● **PROBLEM TO SOLVE**: Out of all the lines below, count those with the word "Diameter". Give the number only.

:: SUPPLIED DATA

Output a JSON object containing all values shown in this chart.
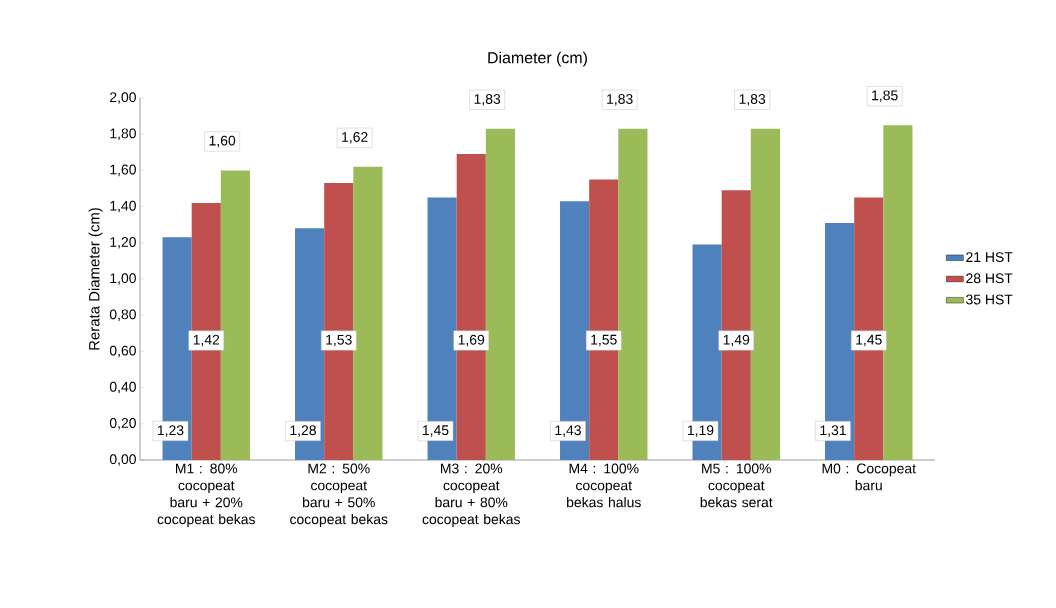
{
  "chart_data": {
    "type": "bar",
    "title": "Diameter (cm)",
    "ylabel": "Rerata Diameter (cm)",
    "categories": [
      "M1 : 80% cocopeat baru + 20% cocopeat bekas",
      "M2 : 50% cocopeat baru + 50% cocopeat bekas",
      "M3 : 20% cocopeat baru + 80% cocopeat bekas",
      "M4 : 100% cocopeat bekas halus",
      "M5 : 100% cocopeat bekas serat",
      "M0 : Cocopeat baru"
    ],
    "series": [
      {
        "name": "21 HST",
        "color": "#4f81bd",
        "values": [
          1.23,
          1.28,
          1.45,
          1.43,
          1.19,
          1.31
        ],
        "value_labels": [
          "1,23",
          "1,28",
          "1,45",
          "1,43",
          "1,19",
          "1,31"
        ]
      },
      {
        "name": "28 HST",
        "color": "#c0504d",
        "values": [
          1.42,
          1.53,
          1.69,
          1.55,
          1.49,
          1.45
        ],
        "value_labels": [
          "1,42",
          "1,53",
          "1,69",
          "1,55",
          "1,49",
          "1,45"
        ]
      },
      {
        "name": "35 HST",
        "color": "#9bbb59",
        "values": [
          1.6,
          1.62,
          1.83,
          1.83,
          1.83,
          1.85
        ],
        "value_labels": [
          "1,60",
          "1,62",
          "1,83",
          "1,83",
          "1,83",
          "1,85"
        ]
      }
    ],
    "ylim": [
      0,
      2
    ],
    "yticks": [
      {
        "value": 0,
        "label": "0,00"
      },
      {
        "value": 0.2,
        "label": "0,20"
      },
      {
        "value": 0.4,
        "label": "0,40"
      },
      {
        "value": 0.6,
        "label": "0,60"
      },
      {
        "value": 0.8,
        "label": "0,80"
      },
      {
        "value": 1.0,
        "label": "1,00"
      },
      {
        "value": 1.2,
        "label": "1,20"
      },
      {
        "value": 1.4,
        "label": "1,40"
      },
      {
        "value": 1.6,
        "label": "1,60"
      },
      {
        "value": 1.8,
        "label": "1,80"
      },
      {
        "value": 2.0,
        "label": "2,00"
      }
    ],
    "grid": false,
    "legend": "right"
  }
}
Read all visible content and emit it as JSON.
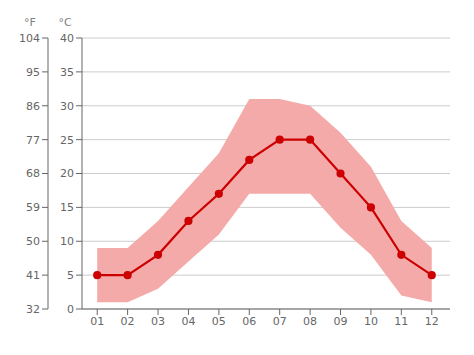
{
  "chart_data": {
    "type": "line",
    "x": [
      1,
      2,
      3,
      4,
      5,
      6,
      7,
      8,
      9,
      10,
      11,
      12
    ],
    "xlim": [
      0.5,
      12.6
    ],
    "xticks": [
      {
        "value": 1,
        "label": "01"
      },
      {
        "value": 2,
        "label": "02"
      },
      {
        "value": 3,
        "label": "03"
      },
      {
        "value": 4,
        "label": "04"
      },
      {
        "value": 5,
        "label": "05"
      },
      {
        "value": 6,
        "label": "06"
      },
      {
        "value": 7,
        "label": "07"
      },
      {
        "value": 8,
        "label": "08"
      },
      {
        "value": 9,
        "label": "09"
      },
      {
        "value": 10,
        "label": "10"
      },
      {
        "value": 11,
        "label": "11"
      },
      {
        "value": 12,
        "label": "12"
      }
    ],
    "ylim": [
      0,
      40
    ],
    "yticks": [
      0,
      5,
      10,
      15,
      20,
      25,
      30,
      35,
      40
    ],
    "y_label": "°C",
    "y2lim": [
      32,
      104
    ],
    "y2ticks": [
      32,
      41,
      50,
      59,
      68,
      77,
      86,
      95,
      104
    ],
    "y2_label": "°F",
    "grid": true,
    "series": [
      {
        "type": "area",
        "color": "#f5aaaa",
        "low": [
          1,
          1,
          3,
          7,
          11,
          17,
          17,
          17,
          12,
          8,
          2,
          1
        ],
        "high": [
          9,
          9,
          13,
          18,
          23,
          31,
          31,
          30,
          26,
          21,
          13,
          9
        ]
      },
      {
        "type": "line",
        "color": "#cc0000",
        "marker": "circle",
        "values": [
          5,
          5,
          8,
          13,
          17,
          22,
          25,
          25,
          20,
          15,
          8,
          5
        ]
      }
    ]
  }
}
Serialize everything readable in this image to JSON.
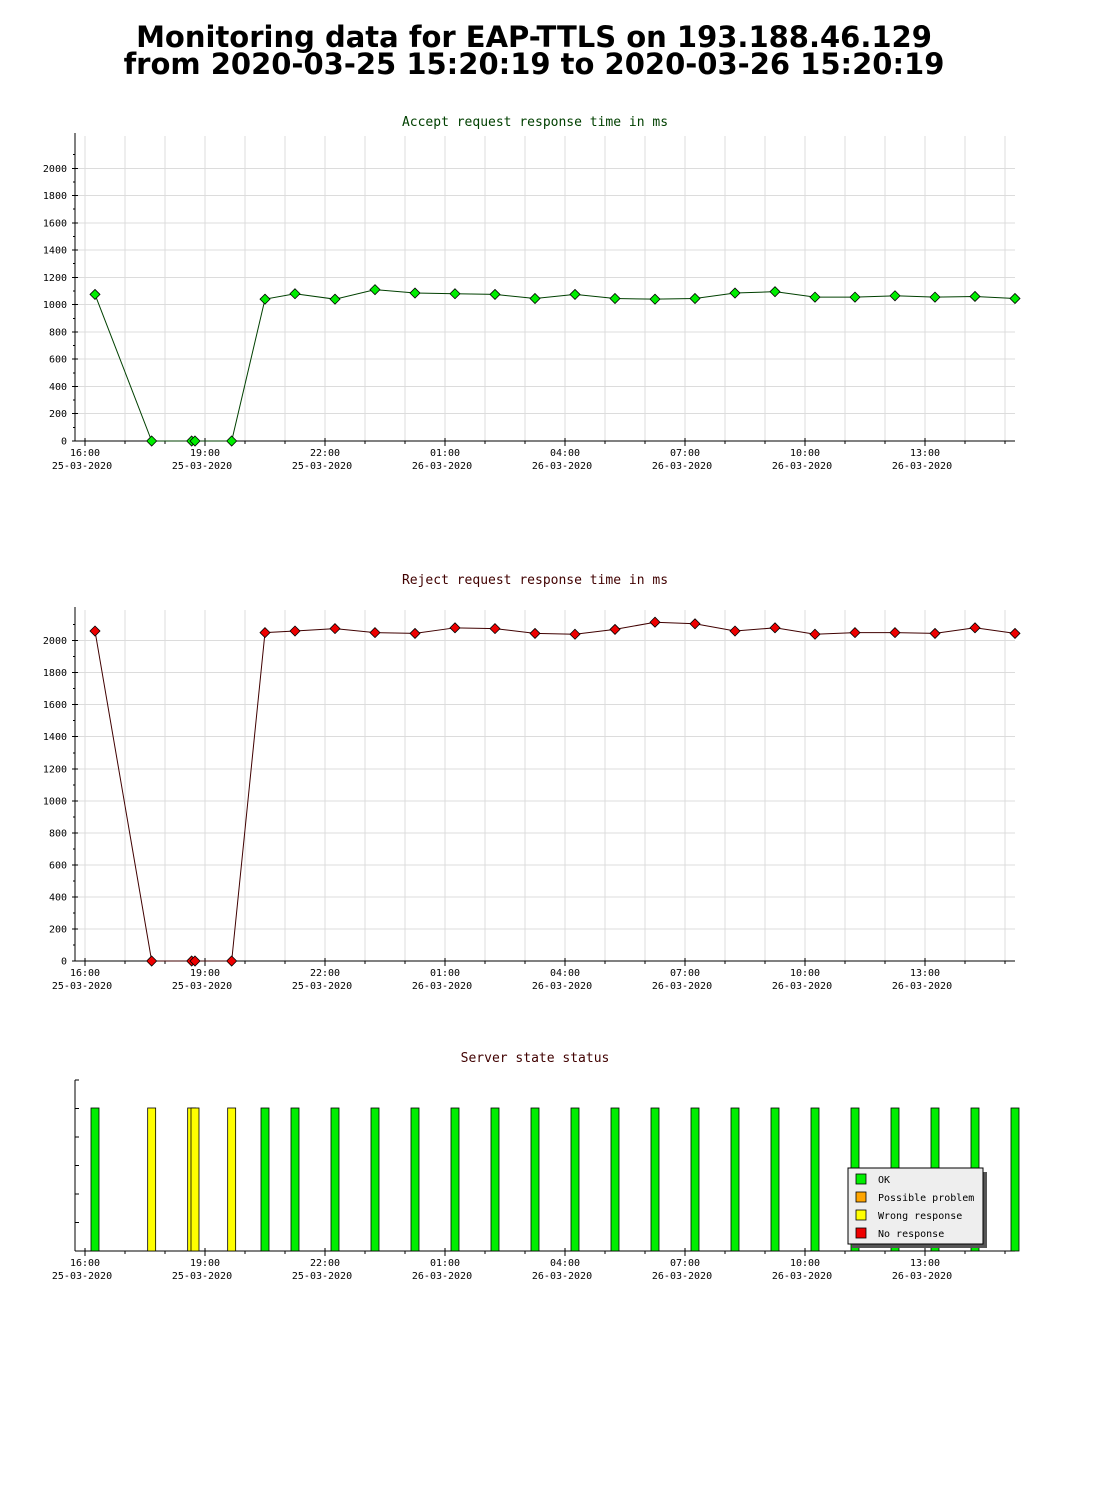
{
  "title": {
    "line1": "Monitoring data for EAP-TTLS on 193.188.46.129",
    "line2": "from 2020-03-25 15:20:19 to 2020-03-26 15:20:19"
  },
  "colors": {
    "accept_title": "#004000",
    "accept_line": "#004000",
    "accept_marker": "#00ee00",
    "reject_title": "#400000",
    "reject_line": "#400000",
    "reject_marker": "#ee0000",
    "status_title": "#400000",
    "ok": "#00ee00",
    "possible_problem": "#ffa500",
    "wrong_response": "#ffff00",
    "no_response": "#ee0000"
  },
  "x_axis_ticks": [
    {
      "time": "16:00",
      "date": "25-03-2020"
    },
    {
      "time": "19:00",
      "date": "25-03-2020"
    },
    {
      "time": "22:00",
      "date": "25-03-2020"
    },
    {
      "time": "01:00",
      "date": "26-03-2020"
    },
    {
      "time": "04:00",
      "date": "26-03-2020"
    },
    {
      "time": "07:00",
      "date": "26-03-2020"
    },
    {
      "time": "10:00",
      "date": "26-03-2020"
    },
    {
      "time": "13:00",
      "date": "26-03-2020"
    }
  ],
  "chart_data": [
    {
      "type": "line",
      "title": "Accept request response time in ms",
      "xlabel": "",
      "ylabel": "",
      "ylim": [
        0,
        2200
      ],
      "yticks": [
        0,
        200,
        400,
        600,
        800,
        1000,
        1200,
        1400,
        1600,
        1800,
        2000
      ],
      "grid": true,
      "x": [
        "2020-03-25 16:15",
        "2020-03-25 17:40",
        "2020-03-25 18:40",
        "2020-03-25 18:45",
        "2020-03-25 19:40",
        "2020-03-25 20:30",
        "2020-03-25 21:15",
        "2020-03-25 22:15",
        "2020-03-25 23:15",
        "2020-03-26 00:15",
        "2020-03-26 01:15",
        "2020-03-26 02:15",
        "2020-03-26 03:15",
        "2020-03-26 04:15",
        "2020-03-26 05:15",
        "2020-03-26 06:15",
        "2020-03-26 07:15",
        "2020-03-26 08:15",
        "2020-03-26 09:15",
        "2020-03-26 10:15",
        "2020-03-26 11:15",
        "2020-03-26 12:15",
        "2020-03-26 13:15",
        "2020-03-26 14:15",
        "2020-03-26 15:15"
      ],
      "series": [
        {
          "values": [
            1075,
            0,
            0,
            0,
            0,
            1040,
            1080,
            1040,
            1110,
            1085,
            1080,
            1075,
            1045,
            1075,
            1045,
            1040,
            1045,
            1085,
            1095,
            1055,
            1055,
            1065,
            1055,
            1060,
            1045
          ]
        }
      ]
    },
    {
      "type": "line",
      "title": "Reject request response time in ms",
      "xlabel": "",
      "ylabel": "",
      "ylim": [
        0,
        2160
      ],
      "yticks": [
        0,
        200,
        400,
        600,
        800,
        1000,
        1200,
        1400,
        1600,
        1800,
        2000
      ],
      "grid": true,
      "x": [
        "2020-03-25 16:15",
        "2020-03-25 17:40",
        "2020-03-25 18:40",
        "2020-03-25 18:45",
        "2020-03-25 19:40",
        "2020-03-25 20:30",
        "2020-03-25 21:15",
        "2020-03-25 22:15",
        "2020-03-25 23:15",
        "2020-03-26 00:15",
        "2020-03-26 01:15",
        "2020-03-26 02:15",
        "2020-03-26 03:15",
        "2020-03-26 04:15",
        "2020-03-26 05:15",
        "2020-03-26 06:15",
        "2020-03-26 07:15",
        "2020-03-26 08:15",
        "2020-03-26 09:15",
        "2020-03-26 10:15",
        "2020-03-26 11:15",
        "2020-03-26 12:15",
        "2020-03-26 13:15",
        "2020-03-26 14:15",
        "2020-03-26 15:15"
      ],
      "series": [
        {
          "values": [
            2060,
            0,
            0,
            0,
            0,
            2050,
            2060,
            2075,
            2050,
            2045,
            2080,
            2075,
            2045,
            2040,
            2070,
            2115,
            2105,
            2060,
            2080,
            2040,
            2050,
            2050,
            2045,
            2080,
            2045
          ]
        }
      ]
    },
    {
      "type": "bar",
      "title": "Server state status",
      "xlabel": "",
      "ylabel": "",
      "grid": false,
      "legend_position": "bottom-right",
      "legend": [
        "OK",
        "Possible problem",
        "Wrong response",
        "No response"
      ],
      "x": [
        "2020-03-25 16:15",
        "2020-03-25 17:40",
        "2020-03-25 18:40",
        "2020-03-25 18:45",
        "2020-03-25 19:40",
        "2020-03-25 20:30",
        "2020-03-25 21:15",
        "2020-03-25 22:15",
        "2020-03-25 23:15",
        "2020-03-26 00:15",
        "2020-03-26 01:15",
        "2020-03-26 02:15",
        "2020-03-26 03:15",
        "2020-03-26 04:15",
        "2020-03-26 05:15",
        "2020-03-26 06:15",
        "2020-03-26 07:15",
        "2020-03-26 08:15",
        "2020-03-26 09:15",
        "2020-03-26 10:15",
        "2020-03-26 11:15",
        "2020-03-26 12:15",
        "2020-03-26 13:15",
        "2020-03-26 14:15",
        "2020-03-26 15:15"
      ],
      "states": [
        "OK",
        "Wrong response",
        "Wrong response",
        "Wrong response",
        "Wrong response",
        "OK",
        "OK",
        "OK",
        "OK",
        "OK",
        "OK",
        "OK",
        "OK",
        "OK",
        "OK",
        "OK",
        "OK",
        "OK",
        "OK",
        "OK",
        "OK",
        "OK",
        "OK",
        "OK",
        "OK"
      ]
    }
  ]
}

::::

● **THE SOLUTION**: 2